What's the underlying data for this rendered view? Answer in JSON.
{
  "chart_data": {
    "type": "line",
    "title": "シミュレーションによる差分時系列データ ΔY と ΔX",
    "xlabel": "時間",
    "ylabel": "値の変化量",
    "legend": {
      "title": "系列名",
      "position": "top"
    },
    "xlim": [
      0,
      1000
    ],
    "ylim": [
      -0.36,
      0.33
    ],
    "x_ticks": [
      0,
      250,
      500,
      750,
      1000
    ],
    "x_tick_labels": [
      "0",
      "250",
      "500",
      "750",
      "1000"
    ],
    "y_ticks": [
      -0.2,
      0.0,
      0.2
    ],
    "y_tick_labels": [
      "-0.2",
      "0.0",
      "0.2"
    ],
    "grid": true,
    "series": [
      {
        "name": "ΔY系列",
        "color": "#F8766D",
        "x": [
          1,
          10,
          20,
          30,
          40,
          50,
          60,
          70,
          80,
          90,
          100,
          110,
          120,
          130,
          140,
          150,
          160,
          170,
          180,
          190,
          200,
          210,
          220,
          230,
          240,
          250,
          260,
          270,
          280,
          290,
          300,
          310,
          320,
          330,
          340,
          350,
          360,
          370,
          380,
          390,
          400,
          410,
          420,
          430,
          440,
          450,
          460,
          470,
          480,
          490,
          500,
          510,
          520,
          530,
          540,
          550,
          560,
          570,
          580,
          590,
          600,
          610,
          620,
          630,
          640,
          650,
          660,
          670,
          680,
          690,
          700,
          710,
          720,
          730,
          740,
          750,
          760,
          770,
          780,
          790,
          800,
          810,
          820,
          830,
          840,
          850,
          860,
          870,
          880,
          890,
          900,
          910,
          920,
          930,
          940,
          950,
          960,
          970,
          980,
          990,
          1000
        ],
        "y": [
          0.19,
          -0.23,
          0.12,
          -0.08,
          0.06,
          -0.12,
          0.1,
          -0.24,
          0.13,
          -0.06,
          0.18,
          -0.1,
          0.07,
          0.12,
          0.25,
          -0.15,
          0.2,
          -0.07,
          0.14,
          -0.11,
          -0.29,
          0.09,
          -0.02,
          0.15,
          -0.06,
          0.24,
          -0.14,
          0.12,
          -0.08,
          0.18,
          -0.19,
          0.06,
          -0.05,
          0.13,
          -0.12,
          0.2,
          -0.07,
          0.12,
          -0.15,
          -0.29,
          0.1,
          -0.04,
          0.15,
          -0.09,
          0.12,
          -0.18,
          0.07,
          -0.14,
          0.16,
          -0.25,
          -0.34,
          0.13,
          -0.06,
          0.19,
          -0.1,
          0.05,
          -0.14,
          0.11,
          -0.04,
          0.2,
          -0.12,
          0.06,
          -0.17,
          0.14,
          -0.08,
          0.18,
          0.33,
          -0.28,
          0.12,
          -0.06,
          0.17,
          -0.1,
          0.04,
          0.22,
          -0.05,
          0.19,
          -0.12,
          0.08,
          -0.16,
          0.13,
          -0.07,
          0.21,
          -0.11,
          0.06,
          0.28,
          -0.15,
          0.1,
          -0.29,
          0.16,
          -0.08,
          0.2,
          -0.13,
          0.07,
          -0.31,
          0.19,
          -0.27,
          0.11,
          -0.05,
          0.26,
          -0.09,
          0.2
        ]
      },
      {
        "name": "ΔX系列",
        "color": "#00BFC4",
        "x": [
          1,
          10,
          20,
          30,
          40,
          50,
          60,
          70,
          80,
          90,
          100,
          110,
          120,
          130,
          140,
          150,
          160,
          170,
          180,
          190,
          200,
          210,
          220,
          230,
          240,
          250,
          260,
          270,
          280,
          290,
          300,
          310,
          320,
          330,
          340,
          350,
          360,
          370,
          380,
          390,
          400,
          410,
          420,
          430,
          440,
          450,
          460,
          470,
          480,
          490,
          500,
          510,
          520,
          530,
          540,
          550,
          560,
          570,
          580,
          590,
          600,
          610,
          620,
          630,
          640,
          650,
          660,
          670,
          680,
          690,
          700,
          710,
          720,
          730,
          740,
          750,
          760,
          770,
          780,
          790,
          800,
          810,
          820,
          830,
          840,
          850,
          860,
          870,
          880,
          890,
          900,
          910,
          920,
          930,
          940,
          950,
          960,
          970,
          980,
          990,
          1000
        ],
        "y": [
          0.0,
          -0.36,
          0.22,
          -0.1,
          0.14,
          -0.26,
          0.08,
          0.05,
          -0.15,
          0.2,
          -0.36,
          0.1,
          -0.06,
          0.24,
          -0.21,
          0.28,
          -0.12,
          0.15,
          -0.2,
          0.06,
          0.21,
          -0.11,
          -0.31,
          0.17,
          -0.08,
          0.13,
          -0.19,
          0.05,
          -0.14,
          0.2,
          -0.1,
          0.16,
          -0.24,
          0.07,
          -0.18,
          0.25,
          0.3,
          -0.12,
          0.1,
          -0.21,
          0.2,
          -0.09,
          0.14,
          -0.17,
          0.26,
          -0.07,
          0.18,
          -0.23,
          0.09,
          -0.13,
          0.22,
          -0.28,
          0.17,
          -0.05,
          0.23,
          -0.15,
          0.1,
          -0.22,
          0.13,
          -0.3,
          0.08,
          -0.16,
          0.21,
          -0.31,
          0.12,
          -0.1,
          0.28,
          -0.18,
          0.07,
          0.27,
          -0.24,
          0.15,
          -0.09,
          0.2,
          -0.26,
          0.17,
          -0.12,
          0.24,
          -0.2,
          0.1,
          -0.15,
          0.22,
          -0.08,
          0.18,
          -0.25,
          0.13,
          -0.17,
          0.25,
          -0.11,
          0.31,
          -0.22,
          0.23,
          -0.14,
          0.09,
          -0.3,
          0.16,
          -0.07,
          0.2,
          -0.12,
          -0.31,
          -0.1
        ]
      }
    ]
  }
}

• [GOAL OF THE EXERCISE] Reproduce the listing above word for word.

• [CORRECT RESPONSE]
What's the underlying data for this rendered view? Answer in JSON.
{
  "chart_data": {
    "type": "line",
    "title": "シミュレーションによる差分時系列データ ΔY と ΔX",
    "xlabel": "時間",
    "ylabel": "値の変化量",
    "legend": {
      "title": "系列名",
      "position": "top"
    },
    "xlim": [
      0,
      1000
    ],
    "ylim": [
      -0.36,
      0.33
    ],
    "x_ticks": [
      0,
      250,
      500,
      750,
      1000
    ],
    "x_tick_labels": [
      "0",
      "250",
      "500",
      "750",
      "1000"
    ],
    "y_ticks": [
      -0.2,
      0.0,
      0.2
    ],
    "y_tick_labels": [
      "-0.2",
      "0.0",
      "0.2"
    ],
    "grid": true,
    "series": [
      {
        "name": "ΔY系列",
        "color": "#F8766D",
        "x": [
          1,
          10,
          20,
          30,
          40,
          50,
          60,
          70,
          80,
          90,
          100,
          110,
          120,
          130,
          140,
          150,
          160,
          170,
          180,
          190,
          200,
          210,
          220,
          230,
          240,
          250,
          260,
          270,
          280,
          290,
          300,
          310,
          320,
          330,
          340,
          350,
          360,
          370,
          380,
          390,
          400,
          410,
          420,
          430,
          440,
          450,
          460,
          470,
          480,
          490,
          500,
          510,
          520,
          530,
          540,
          550,
          560,
          570,
          580,
          590,
          600,
          610,
          620,
          630,
          640,
          650,
          660,
          670,
          680,
          690,
          700,
          710,
          720,
          730,
          740,
          750,
          760,
          770,
          780,
          790,
          800,
          810,
          820,
          830,
          840,
          850,
          860,
          870,
          880,
          890,
          900,
          910,
          920,
          930,
          940,
          950,
          960,
          970,
          980,
          990,
          1000
        ],
        "y": [
          0.19,
          -0.23,
          0.12,
          -0.08,
          0.06,
          -0.12,
          0.1,
          -0.24,
          0.13,
          -0.06,
          0.18,
          -0.1,
          0.07,
          0.12,
          0.25,
          -0.15,
          0.2,
          -0.07,
          0.14,
          -0.11,
          -0.29,
          0.09,
          -0.02,
          0.15,
          -0.06,
          0.24,
          -0.14,
          0.12,
          -0.08,
          0.18,
          -0.19,
          0.06,
          -0.05,
          0.13,
          -0.12,
          0.2,
          -0.07,
          0.12,
          -0.15,
          -0.29,
          0.1,
          -0.04,
          0.15,
          -0.09,
          0.12,
          -0.18,
          0.07,
          -0.14,
          0.16,
          -0.25,
          -0.34,
          0.13,
          -0.06,
          0.19,
          -0.1,
          0.05,
          -0.14,
          0.11,
          -0.04,
          0.2,
          -0.12,
          0.06,
          -0.17,
          0.14,
          -0.08,
          0.18,
          0.33,
          -0.28,
          0.12,
          -0.06,
          0.17,
          -0.1,
          0.04,
          0.22,
          -0.05,
          0.19,
          -0.12,
          0.08,
          -0.16,
          0.13,
          -0.07,
          0.21,
          -0.11,
          0.06,
          0.28,
          -0.15,
          0.1,
          -0.29,
          0.16,
          -0.08,
          0.2,
          -0.13,
          0.07,
          -0.31,
          0.19,
          -0.27,
          0.11,
          -0.05,
          0.26,
          -0.09,
          0.2
        ]
      },
      {
        "name": "ΔX系列",
        "color": "#00BFC4",
        "x": [
          1,
          10,
          20,
          30,
          40,
          50,
          60,
          70,
          80,
          90,
          100,
          110,
          120,
          130,
          140,
          150,
          160,
          170,
          180,
          190,
          200,
          210,
          220,
          230,
          240,
          250,
          260,
          270,
          280,
          290,
          300,
          310,
          320,
          330,
          340,
          350,
          360,
          370,
          380,
          390,
          400,
          410,
          420,
          430,
          440,
          450,
          460,
          470,
          480,
          490,
          500,
          510,
          520,
          530,
          540,
          550,
          560,
          570,
          580,
          590,
          600,
          610,
          620,
          630,
          640,
          650,
          660,
          670,
          680,
          690,
          700,
          710,
          720,
          730,
          740,
          750,
          760,
          770,
          780,
          790,
          800,
          810,
          820,
          830,
          840,
          850,
          860,
          870,
          880,
          890,
          900,
          910,
          920,
          930,
          940,
          950,
          960,
          970,
          980,
          990,
          1000
        ],
        "y": [
          0.0,
          -0.36,
          0.22,
          -0.1,
          0.14,
          -0.26,
          0.08,
          0.05,
          -0.15,
          0.2,
          -0.36,
          0.1,
          -0.06,
          0.24,
          -0.21,
          0.28,
          -0.12,
          0.15,
          -0.2,
          0.06,
          0.21,
          -0.11,
          -0.31,
          0.17,
          -0.08,
          0.13,
          -0.19,
          0.05,
          -0.14,
          0.2,
          -0.1,
          0.16,
          -0.24,
          0.07,
          -0.18,
          0.25,
          0.3,
          -0.12,
          0.1,
          -0.21,
          0.2,
          -0.09,
          0.14,
          -0.17,
          0.26,
          -0.07,
          0.18,
          -0.23,
          0.09,
          -0.13,
          0.22,
          -0.28,
          0.17,
          -0.05,
          0.23,
          -0.15,
          0.1,
          -0.22,
          0.13,
          -0.3,
          0.08,
          -0.16,
          0.21,
          -0.31,
          0.12,
          -0.1,
          0.28,
          -0.18,
          0.07,
          0.27,
          -0.24,
          0.15,
          -0.09,
          0.2,
          -0.26,
          0.17,
          -0.12,
          0.24,
          -0.2,
          0.1,
          -0.15,
          0.22,
          -0.08,
          0.18,
          -0.25,
          0.13,
          -0.17,
          0.25,
          -0.11,
          0.31,
          -0.22,
          0.23,
          -0.14,
          0.09,
          -0.3,
          0.16,
          -0.07,
          0.2,
          -0.12,
          -0.31,
          -0.1
        ]
      }
    ]
  }
}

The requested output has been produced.